## Directive
Copy every entry word for word, but skip the pictures.

=======

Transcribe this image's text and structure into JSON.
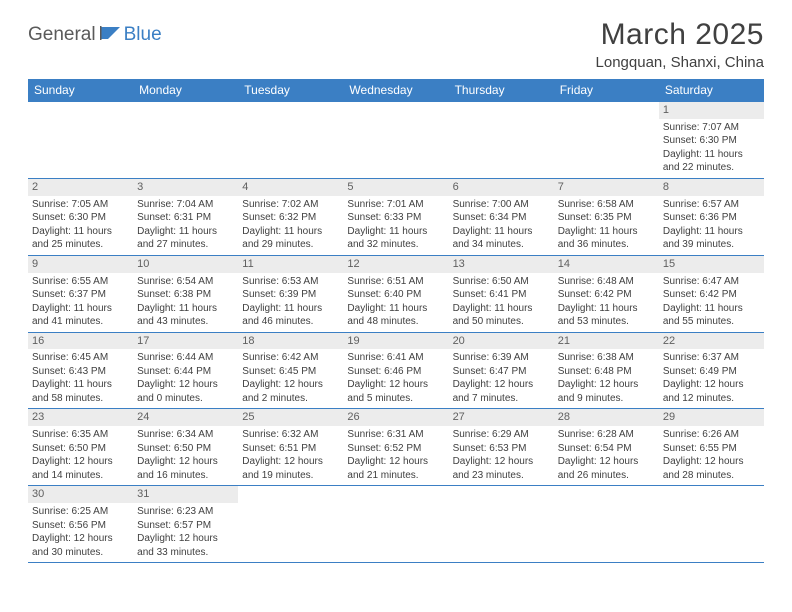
{
  "logo": {
    "part1": "General",
    "part2": "Blue"
  },
  "title": "March 2025",
  "location": "Longquan, Shanxi, China",
  "weekdays": [
    "Sunday",
    "Monday",
    "Tuesday",
    "Wednesday",
    "Thursday",
    "Friday",
    "Saturday"
  ],
  "colors": {
    "header_bg": "#3b7fc4",
    "header_text": "#ffffff",
    "border": "#3b7fc4",
    "daynum_bg": "#ececec",
    "text": "#404040",
    "logo_accent": "#3b7fc4",
    "logo_gray": "#5a5a5a"
  },
  "weeks": [
    [
      null,
      null,
      null,
      null,
      null,
      null,
      {
        "n": "1",
        "sunrise": "Sunrise: 7:07 AM",
        "sunset": "Sunset: 6:30 PM",
        "daylight": "Daylight: 11 hours and 22 minutes."
      }
    ],
    [
      {
        "n": "2",
        "sunrise": "Sunrise: 7:05 AM",
        "sunset": "Sunset: 6:30 PM",
        "daylight": "Daylight: 11 hours and 25 minutes."
      },
      {
        "n": "3",
        "sunrise": "Sunrise: 7:04 AM",
        "sunset": "Sunset: 6:31 PM",
        "daylight": "Daylight: 11 hours and 27 minutes."
      },
      {
        "n": "4",
        "sunrise": "Sunrise: 7:02 AM",
        "sunset": "Sunset: 6:32 PM",
        "daylight": "Daylight: 11 hours and 29 minutes."
      },
      {
        "n": "5",
        "sunrise": "Sunrise: 7:01 AM",
        "sunset": "Sunset: 6:33 PM",
        "daylight": "Daylight: 11 hours and 32 minutes."
      },
      {
        "n": "6",
        "sunrise": "Sunrise: 7:00 AM",
        "sunset": "Sunset: 6:34 PM",
        "daylight": "Daylight: 11 hours and 34 minutes."
      },
      {
        "n": "7",
        "sunrise": "Sunrise: 6:58 AM",
        "sunset": "Sunset: 6:35 PM",
        "daylight": "Daylight: 11 hours and 36 minutes."
      },
      {
        "n": "8",
        "sunrise": "Sunrise: 6:57 AM",
        "sunset": "Sunset: 6:36 PM",
        "daylight": "Daylight: 11 hours and 39 minutes."
      }
    ],
    [
      {
        "n": "9",
        "sunrise": "Sunrise: 6:55 AM",
        "sunset": "Sunset: 6:37 PM",
        "daylight": "Daylight: 11 hours and 41 minutes."
      },
      {
        "n": "10",
        "sunrise": "Sunrise: 6:54 AM",
        "sunset": "Sunset: 6:38 PM",
        "daylight": "Daylight: 11 hours and 43 minutes."
      },
      {
        "n": "11",
        "sunrise": "Sunrise: 6:53 AM",
        "sunset": "Sunset: 6:39 PM",
        "daylight": "Daylight: 11 hours and 46 minutes."
      },
      {
        "n": "12",
        "sunrise": "Sunrise: 6:51 AM",
        "sunset": "Sunset: 6:40 PM",
        "daylight": "Daylight: 11 hours and 48 minutes."
      },
      {
        "n": "13",
        "sunrise": "Sunrise: 6:50 AM",
        "sunset": "Sunset: 6:41 PM",
        "daylight": "Daylight: 11 hours and 50 minutes."
      },
      {
        "n": "14",
        "sunrise": "Sunrise: 6:48 AM",
        "sunset": "Sunset: 6:42 PM",
        "daylight": "Daylight: 11 hours and 53 minutes."
      },
      {
        "n": "15",
        "sunrise": "Sunrise: 6:47 AM",
        "sunset": "Sunset: 6:42 PM",
        "daylight": "Daylight: 11 hours and 55 minutes."
      }
    ],
    [
      {
        "n": "16",
        "sunrise": "Sunrise: 6:45 AM",
        "sunset": "Sunset: 6:43 PM",
        "daylight": "Daylight: 11 hours and 58 minutes."
      },
      {
        "n": "17",
        "sunrise": "Sunrise: 6:44 AM",
        "sunset": "Sunset: 6:44 PM",
        "daylight": "Daylight: 12 hours and 0 minutes."
      },
      {
        "n": "18",
        "sunrise": "Sunrise: 6:42 AM",
        "sunset": "Sunset: 6:45 PM",
        "daylight": "Daylight: 12 hours and 2 minutes."
      },
      {
        "n": "19",
        "sunrise": "Sunrise: 6:41 AM",
        "sunset": "Sunset: 6:46 PM",
        "daylight": "Daylight: 12 hours and 5 minutes."
      },
      {
        "n": "20",
        "sunrise": "Sunrise: 6:39 AM",
        "sunset": "Sunset: 6:47 PM",
        "daylight": "Daylight: 12 hours and 7 minutes."
      },
      {
        "n": "21",
        "sunrise": "Sunrise: 6:38 AM",
        "sunset": "Sunset: 6:48 PM",
        "daylight": "Daylight: 12 hours and 9 minutes."
      },
      {
        "n": "22",
        "sunrise": "Sunrise: 6:37 AM",
        "sunset": "Sunset: 6:49 PM",
        "daylight": "Daylight: 12 hours and 12 minutes."
      }
    ],
    [
      {
        "n": "23",
        "sunrise": "Sunrise: 6:35 AM",
        "sunset": "Sunset: 6:50 PM",
        "daylight": "Daylight: 12 hours and 14 minutes."
      },
      {
        "n": "24",
        "sunrise": "Sunrise: 6:34 AM",
        "sunset": "Sunset: 6:50 PM",
        "daylight": "Daylight: 12 hours and 16 minutes."
      },
      {
        "n": "25",
        "sunrise": "Sunrise: 6:32 AM",
        "sunset": "Sunset: 6:51 PM",
        "daylight": "Daylight: 12 hours and 19 minutes."
      },
      {
        "n": "26",
        "sunrise": "Sunrise: 6:31 AM",
        "sunset": "Sunset: 6:52 PM",
        "daylight": "Daylight: 12 hours and 21 minutes."
      },
      {
        "n": "27",
        "sunrise": "Sunrise: 6:29 AM",
        "sunset": "Sunset: 6:53 PM",
        "daylight": "Daylight: 12 hours and 23 minutes."
      },
      {
        "n": "28",
        "sunrise": "Sunrise: 6:28 AM",
        "sunset": "Sunset: 6:54 PM",
        "daylight": "Daylight: 12 hours and 26 minutes."
      },
      {
        "n": "29",
        "sunrise": "Sunrise: 6:26 AM",
        "sunset": "Sunset: 6:55 PM",
        "daylight": "Daylight: 12 hours and 28 minutes."
      }
    ],
    [
      {
        "n": "30",
        "sunrise": "Sunrise: 6:25 AM",
        "sunset": "Sunset: 6:56 PM",
        "daylight": "Daylight: 12 hours and 30 minutes."
      },
      {
        "n": "31",
        "sunrise": "Sunrise: 6:23 AM",
        "sunset": "Sunset: 6:57 PM",
        "daylight": "Daylight: 12 hours and 33 minutes."
      },
      null,
      null,
      null,
      null,
      null
    ]
  ]
}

=======

## Written answer
Transcribe this image's text and structure into JSON.
{
  "logo": {
    "part1": "General",
    "part2": "Blue"
  },
  "title": "March 2025",
  "location": "Longquan, Shanxi, China",
  "weekdays": [
    "Sunday",
    "Monday",
    "Tuesday",
    "Wednesday",
    "Thursday",
    "Friday",
    "Saturday"
  ],
  "colors": {
    "header_bg": "#3b7fc4",
    "header_text": "#ffffff",
    "border": "#3b7fc4",
    "daynum_bg": "#ececec",
    "text": "#404040",
    "logo_accent": "#3b7fc4",
    "logo_gray": "#5a5a5a"
  },
  "weeks": [
    [
      null,
      null,
      null,
      null,
      null,
      null,
      {
        "n": "1",
        "sunrise": "Sunrise: 7:07 AM",
        "sunset": "Sunset: 6:30 PM",
        "daylight": "Daylight: 11 hours and 22 minutes."
      }
    ],
    [
      {
        "n": "2",
        "sunrise": "Sunrise: 7:05 AM",
        "sunset": "Sunset: 6:30 PM",
        "daylight": "Daylight: 11 hours and 25 minutes."
      },
      {
        "n": "3",
        "sunrise": "Sunrise: 7:04 AM",
        "sunset": "Sunset: 6:31 PM",
        "daylight": "Daylight: 11 hours and 27 minutes."
      },
      {
        "n": "4",
        "sunrise": "Sunrise: 7:02 AM",
        "sunset": "Sunset: 6:32 PM",
        "daylight": "Daylight: 11 hours and 29 minutes."
      },
      {
        "n": "5",
        "sunrise": "Sunrise: 7:01 AM",
        "sunset": "Sunset: 6:33 PM",
        "daylight": "Daylight: 11 hours and 32 minutes."
      },
      {
        "n": "6",
        "sunrise": "Sunrise: 7:00 AM",
        "sunset": "Sunset: 6:34 PM",
        "daylight": "Daylight: 11 hours and 34 minutes."
      },
      {
        "n": "7",
        "sunrise": "Sunrise: 6:58 AM",
        "sunset": "Sunset: 6:35 PM",
        "daylight": "Daylight: 11 hours and 36 minutes."
      },
      {
        "n": "8",
        "sunrise": "Sunrise: 6:57 AM",
        "sunset": "Sunset: 6:36 PM",
        "daylight": "Daylight: 11 hours and 39 minutes."
      }
    ],
    [
      {
        "n": "9",
        "sunrise": "Sunrise: 6:55 AM",
        "sunset": "Sunset: 6:37 PM",
        "daylight": "Daylight: 11 hours and 41 minutes."
      },
      {
        "n": "10",
        "sunrise": "Sunrise: 6:54 AM",
        "sunset": "Sunset: 6:38 PM",
        "daylight": "Daylight: 11 hours and 43 minutes."
      },
      {
        "n": "11",
        "sunrise": "Sunrise: 6:53 AM",
        "sunset": "Sunset: 6:39 PM",
        "daylight": "Daylight: 11 hours and 46 minutes."
      },
      {
        "n": "12",
        "sunrise": "Sunrise: 6:51 AM",
        "sunset": "Sunset: 6:40 PM",
        "daylight": "Daylight: 11 hours and 48 minutes."
      },
      {
        "n": "13",
        "sunrise": "Sunrise: 6:50 AM",
        "sunset": "Sunset: 6:41 PM",
        "daylight": "Daylight: 11 hours and 50 minutes."
      },
      {
        "n": "14",
        "sunrise": "Sunrise: 6:48 AM",
        "sunset": "Sunset: 6:42 PM",
        "daylight": "Daylight: 11 hours and 53 minutes."
      },
      {
        "n": "15",
        "sunrise": "Sunrise: 6:47 AM",
        "sunset": "Sunset: 6:42 PM",
        "daylight": "Daylight: 11 hours and 55 minutes."
      }
    ],
    [
      {
        "n": "16",
        "sunrise": "Sunrise: 6:45 AM",
        "sunset": "Sunset: 6:43 PM",
        "daylight": "Daylight: 11 hours and 58 minutes."
      },
      {
        "n": "17",
        "sunrise": "Sunrise: 6:44 AM",
        "sunset": "Sunset: 6:44 PM",
        "daylight": "Daylight: 12 hours and 0 minutes."
      },
      {
        "n": "18",
        "sunrise": "Sunrise: 6:42 AM",
        "sunset": "Sunset: 6:45 PM",
        "daylight": "Daylight: 12 hours and 2 minutes."
      },
      {
        "n": "19",
        "sunrise": "Sunrise: 6:41 AM",
        "sunset": "Sunset: 6:46 PM",
        "daylight": "Daylight: 12 hours and 5 minutes."
      },
      {
        "n": "20",
        "sunrise": "Sunrise: 6:39 AM",
        "sunset": "Sunset: 6:47 PM",
        "daylight": "Daylight: 12 hours and 7 minutes."
      },
      {
        "n": "21",
        "sunrise": "Sunrise: 6:38 AM",
        "sunset": "Sunset: 6:48 PM",
        "daylight": "Daylight: 12 hours and 9 minutes."
      },
      {
        "n": "22",
        "sunrise": "Sunrise: 6:37 AM",
        "sunset": "Sunset: 6:49 PM",
        "daylight": "Daylight: 12 hours and 12 minutes."
      }
    ],
    [
      {
        "n": "23",
        "sunrise": "Sunrise: 6:35 AM",
        "sunset": "Sunset: 6:50 PM",
        "daylight": "Daylight: 12 hours and 14 minutes."
      },
      {
        "n": "24",
        "sunrise": "Sunrise: 6:34 AM",
        "sunset": "Sunset: 6:50 PM",
        "daylight": "Daylight: 12 hours and 16 minutes."
      },
      {
        "n": "25",
        "sunrise": "Sunrise: 6:32 AM",
        "sunset": "Sunset: 6:51 PM",
        "daylight": "Daylight: 12 hours and 19 minutes."
      },
      {
        "n": "26",
        "sunrise": "Sunrise: 6:31 AM",
        "sunset": "Sunset: 6:52 PM",
        "daylight": "Daylight: 12 hours and 21 minutes."
      },
      {
        "n": "27",
        "sunrise": "Sunrise: 6:29 AM",
        "sunset": "Sunset: 6:53 PM",
        "daylight": "Daylight: 12 hours and 23 minutes."
      },
      {
        "n": "28",
        "sunrise": "Sunrise: 6:28 AM",
        "sunset": "Sunset: 6:54 PM",
        "daylight": "Daylight: 12 hours and 26 minutes."
      },
      {
        "n": "29",
        "sunrise": "Sunrise: 6:26 AM",
        "sunset": "Sunset: 6:55 PM",
        "daylight": "Daylight: 12 hours and 28 minutes."
      }
    ],
    [
      {
        "n": "30",
        "sunrise": "Sunrise: 6:25 AM",
        "sunset": "Sunset: 6:56 PM",
        "daylight": "Daylight: 12 hours and 30 minutes."
      },
      {
        "n": "31",
        "sunrise": "Sunrise: 6:23 AM",
        "sunset": "Sunset: 6:57 PM",
        "daylight": "Daylight: 12 hours and 33 minutes."
      },
      null,
      null,
      null,
      null,
      null
    ]
  ]
}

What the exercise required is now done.